── LISTED ENTRIES

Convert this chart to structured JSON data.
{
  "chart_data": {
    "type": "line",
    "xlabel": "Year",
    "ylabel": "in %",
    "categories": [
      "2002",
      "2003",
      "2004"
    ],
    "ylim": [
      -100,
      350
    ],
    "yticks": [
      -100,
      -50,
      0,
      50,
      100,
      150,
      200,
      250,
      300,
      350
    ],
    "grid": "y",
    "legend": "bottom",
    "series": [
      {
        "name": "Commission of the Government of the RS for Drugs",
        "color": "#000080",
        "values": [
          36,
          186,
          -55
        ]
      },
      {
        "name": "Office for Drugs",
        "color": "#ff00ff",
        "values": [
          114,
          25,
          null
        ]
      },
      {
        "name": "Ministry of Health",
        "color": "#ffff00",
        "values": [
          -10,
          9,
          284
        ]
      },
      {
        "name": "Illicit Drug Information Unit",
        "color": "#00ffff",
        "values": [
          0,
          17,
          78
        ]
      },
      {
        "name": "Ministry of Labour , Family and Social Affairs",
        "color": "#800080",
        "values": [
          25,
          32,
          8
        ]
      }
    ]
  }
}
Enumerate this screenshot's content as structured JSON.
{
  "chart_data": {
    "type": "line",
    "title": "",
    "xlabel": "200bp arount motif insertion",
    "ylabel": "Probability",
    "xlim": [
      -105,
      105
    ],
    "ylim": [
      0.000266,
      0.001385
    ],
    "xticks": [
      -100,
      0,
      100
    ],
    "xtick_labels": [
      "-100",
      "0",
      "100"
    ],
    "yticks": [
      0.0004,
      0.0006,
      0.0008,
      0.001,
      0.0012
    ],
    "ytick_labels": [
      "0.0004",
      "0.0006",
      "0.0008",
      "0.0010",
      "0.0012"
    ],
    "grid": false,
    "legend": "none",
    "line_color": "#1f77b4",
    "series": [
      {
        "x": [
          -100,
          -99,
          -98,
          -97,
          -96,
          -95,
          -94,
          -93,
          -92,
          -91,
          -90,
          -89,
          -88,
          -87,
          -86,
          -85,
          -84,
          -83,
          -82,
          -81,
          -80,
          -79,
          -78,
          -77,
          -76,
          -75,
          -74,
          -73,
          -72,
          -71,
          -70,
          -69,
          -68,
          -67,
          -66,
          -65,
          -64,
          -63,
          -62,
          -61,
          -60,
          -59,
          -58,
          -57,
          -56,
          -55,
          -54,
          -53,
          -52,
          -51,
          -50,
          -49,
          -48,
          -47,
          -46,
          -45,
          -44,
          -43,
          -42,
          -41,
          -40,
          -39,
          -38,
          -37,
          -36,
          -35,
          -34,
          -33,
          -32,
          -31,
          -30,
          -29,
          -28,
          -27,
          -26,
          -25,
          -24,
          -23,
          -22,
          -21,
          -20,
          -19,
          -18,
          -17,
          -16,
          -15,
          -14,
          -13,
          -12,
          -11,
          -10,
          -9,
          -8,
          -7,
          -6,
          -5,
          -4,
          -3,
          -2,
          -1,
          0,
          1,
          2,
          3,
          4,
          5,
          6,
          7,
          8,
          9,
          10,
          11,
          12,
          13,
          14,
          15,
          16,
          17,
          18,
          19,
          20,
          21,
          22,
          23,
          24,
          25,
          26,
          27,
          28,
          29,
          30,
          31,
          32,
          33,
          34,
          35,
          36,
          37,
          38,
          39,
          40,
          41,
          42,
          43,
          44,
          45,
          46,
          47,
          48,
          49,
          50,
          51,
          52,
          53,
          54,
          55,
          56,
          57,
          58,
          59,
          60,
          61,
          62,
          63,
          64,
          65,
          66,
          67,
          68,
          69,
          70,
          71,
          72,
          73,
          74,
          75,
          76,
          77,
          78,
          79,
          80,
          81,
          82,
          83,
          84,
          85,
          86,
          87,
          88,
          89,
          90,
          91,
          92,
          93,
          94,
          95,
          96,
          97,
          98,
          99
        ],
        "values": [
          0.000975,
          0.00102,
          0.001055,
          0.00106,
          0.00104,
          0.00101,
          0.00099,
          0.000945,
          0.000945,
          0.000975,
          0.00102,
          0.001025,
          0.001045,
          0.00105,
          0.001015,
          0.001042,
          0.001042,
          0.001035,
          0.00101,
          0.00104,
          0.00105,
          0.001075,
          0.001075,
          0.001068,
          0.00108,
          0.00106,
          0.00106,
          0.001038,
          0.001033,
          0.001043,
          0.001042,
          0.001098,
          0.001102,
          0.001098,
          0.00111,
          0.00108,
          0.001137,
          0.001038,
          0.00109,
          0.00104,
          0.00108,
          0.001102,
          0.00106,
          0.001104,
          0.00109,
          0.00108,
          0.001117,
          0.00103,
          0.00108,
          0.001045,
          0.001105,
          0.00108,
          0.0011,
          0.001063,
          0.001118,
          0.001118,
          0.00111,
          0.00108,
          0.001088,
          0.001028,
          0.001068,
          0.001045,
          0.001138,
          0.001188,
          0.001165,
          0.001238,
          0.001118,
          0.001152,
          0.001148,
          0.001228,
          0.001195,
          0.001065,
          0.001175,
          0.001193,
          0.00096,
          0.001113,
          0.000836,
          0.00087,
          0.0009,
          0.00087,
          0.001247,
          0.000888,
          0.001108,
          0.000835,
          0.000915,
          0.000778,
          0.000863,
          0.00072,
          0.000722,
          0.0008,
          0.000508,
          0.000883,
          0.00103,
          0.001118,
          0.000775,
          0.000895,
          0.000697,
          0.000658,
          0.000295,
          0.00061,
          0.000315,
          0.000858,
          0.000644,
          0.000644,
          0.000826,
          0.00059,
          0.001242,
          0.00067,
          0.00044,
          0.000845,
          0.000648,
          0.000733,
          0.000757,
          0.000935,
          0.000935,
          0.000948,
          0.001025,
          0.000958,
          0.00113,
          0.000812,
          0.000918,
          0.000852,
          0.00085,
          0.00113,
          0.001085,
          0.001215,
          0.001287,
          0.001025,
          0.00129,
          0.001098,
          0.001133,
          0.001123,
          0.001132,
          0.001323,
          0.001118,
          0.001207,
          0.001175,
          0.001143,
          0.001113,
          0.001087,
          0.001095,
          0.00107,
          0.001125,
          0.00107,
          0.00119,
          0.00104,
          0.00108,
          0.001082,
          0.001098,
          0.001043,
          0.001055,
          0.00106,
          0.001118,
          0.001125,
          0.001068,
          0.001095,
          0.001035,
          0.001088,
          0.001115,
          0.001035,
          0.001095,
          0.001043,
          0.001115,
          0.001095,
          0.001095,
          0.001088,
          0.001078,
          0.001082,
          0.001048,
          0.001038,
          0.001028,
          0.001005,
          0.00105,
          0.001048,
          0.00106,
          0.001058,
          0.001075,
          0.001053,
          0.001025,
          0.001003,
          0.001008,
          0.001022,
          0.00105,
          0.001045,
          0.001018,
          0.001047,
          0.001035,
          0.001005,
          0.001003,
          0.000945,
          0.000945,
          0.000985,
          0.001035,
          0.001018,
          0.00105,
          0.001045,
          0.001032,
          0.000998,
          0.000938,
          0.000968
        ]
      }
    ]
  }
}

────

**REQUIRED TASK**
Copy the entries above exactly, leaving none out.

**RESPONSE TO THE TASK**
Convert this chart to structured JSON data.
{
  "chart_data": {
    "type": "line",
    "xlabel": "Year",
    "ylabel": "in %",
    "categories": [
      "2002",
      "2003",
      "2004"
    ],
    "ylim": [
      -100,
      350
    ],
    "yticks": [
      -100,
      -50,
      0,
      50,
      100,
      150,
      200,
      250,
      300,
      350
    ],
    "grid": "y",
    "legend": "bottom",
    "series": [
      {
        "name": "Commission of the Government of the RS for Drugs",
        "color": "#000080",
        "values": [
          36,
          186,
          -55
        ]
      },
      {
        "name": "Office for Drugs",
        "color": "#ff00ff",
        "values": [
          114,
          25,
          null
        ]
      },
      {
        "name": "Ministry of Health",
        "color": "#ffff00",
        "values": [
          -10,
          9,
          284
        ]
      },
      {
        "name": "Illicit Drug Information Unit",
        "color": "#00ffff",
        "values": [
          0,
          17,
          78
        ]
      },
      {
        "name": "Ministry of Labour , Family and Social Affairs",
        "color": "#800080",
        "values": [
          25,
          32,
          8
        ]
      }
    ]
  }
}
Enumerate this screenshot's content as structured JSON.
{
  "chart_data": {
    "type": "line",
    "title": "",
    "xlabel": "200bp arount motif insertion",
    "ylabel": "Probability",
    "xlim": [
      -105,
      105
    ],
    "ylim": [
      0.000266,
      0.001385
    ],
    "xticks": [
      -100,
      0,
      100
    ],
    "xtick_labels": [
      "-100",
      "0",
      "100"
    ],
    "yticks": [
      0.0004,
      0.0006,
      0.0008,
      0.001,
      0.0012
    ],
    "ytick_labels": [
      "0.0004",
      "0.0006",
      "0.0008",
      "0.0010",
      "0.0012"
    ],
    "grid": false,
    "legend": "none",
    "line_color": "#1f77b4",
    "series": [
      {
        "x": [
          -100,
          -99,
          -98,
          -97,
          -96,
          -95,
          -94,
          -93,
          -92,
          -91,
          -90,
          -89,
          -88,
          -87,
          -86,
          -85,
          -84,
          -83,
          -82,
          -81,
          -80,
          -79,
          -78,
          -77,
          -76,
          -75,
          -74,
          -73,
          -72,
          -71,
          -70,
          -69,
          -68,
          -67,
          -66,
          -65,
          -64,
          -63,
          -62,
          -61,
          -60,
          -59,
          -58,
          -57,
          -56,
          -55,
          -54,
          -53,
          -52,
          -51,
          -50,
          -49,
          -48,
          -47,
          -46,
          -45,
          -44,
          -43,
          -42,
          -41,
          -40,
          -39,
          -38,
          -37,
          -36,
          -35,
          -34,
          -33,
          -32,
          -31,
          -30,
          -29,
          -28,
          -27,
          -26,
          -25,
          -24,
          -23,
          -22,
          -21,
          -20,
          -19,
          -18,
          -17,
          -16,
          -15,
          -14,
          -13,
          -12,
          -11,
          -10,
          -9,
          -8,
          -7,
          -6,
          -5,
          -4,
          -3,
          -2,
          -1,
          0,
          1,
          2,
          3,
          4,
          5,
          6,
          7,
          8,
          9,
          10,
          11,
          12,
          13,
          14,
          15,
          16,
          17,
          18,
          19,
          20,
          21,
          22,
          23,
          24,
          25,
          26,
          27,
          28,
          29,
          30,
          31,
          32,
          33,
          34,
          35,
          36,
          37,
          38,
          39,
          40,
          41,
          42,
          43,
          44,
          45,
          46,
          47,
          48,
          49,
          50,
          51,
          52,
          53,
          54,
          55,
          56,
          57,
          58,
          59,
          60,
          61,
          62,
          63,
          64,
          65,
          66,
          67,
          68,
          69,
          70,
          71,
          72,
          73,
          74,
          75,
          76,
          77,
          78,
          79,
          80,
          81,
          82,
          83,
          84,
          85,
          86,
          87,
          88,
          89,
          90,
          91,
          92,
          93,
          94,
          95,
          96,
          97,
          98,
          99
        ],
        "values": [
          0.000975,
          0.00102,
          0.001055,
          0.00106,
          0.00104,
          0.00101,
          0.00099,
          0.000945,
          0.000945,
          0.000975,
          0.00102,
          0.001025,
          0.001045,
          0.00105,
          0.001015,
          0.001042,
          0.001042,
          0.001035,
          0.00101,
          0.00104,
          0.00105,
          0.001075,
          0.001075,
          0.001068,
          0.00108,
          0.00106,
          0.00106,
          0.001038,
          0.001033,
          0.001043,
          0.001042,
          0.001098,
          0.001102,
          0.001098,
          0.00111,
          0.00108,
          0.001137,
          0.001038,
          0.00109,
          0.00104,
          0.00108,
          0.001102,
          0.00106,
          0.001104,
          0.00109,
          0.00108,
          0.001117,
          0.00103,
          0.00108,
          0.001045,
          0.001105,
          0.00108,
          0.0011,
          0.001063,
          0.001118,
          0.001118,
          0.00111,
          0.00108,
          0.001088,
          0.001028,
          0.001068,
          0.001045,
          0.001138,
          0.001188,
          0.001165,
          0.001238,
          0.001118,
          0.001152,
          0.001148,
          0.001228,
          0.001195,
          0.001065,
          0.001175,
          0.001193,
          0.00096,
          0.001113,
          0.000836,
          0.00087,
          0.0009,
          0.00087,
          0.001247,
          0.000888,
          0.001108,
          0.000835,
          0.000915,
          0.000778,
          0.000863,
          0.00072,
          0.000722,
          0.0008,
          0.000508,
          0.000883,
          0.00103,
          0.001118,
          0.000775,
          0.000895,
          0.000697,
          0.000658,
          0.000295,
          0.00061,
          0.000315,
          0.000858,
          0.000644,
          0.000644,
          0.000826,
          0.00059,
          0.001242,
          0.00067,
          0.00044,
          0.000845,
          0.000648,
          0.000733,
          0.000757,
          0.000935,
          0.000935,
          0.000948,
          0.001025,
          0.000958,
          0.00113,
          0.000812,
          0.000918,
          0.000852,
          0.00085,
          0.00113,
          0.001085,
          0.001215,
          0.001287,
          0.001025,
          0.00129,
          0.001098,
          0.001133,
          0.001123,
          0.001132,
          0.001323,
          0.001118,
          0.001207,
          0.001175,
          0.001143,
          0.001113,
          0.001087,
          0.001095,
          0.00107,
          0.001125,
          0.00107,
          0.00119,
          0.00104,
          0.00108,
          0.001082,
          0.001098,
          0.001043,
          0.001055,
          0.00106,
          0.001118,
          0.001125,
          0.001068,
          0.001095,
          0.001035,
          0.001088,
          0.001115,
          0.001035,
          0.001095,
          0.001043,
          0.001115,
          0.001095,
          0.001095,
          0.001088,
          0.001078,
          0.001082,
          0.001048,
          0.001038,
          0.001028,
          0.001005,
          0.00105,
          0.001048,
          0.00106,
          0.001058,
          0.001075,
          0.001053,
          0.001025,
          0.001003,
          0.001008,
          0.001022,
          0.00105,
          0.001045,
          0.001018,
          0.001047,
          0.001035,
          0.001005,
          0.001003,
          0.000945,
          0.000945,
          0.000985,
          0.001035,
          0.001018,
          0.00105,
          0.001045,
          0.001032,
          0.000998,
          0.000938,
          0.000968
        ]
      }
    ]
  }
}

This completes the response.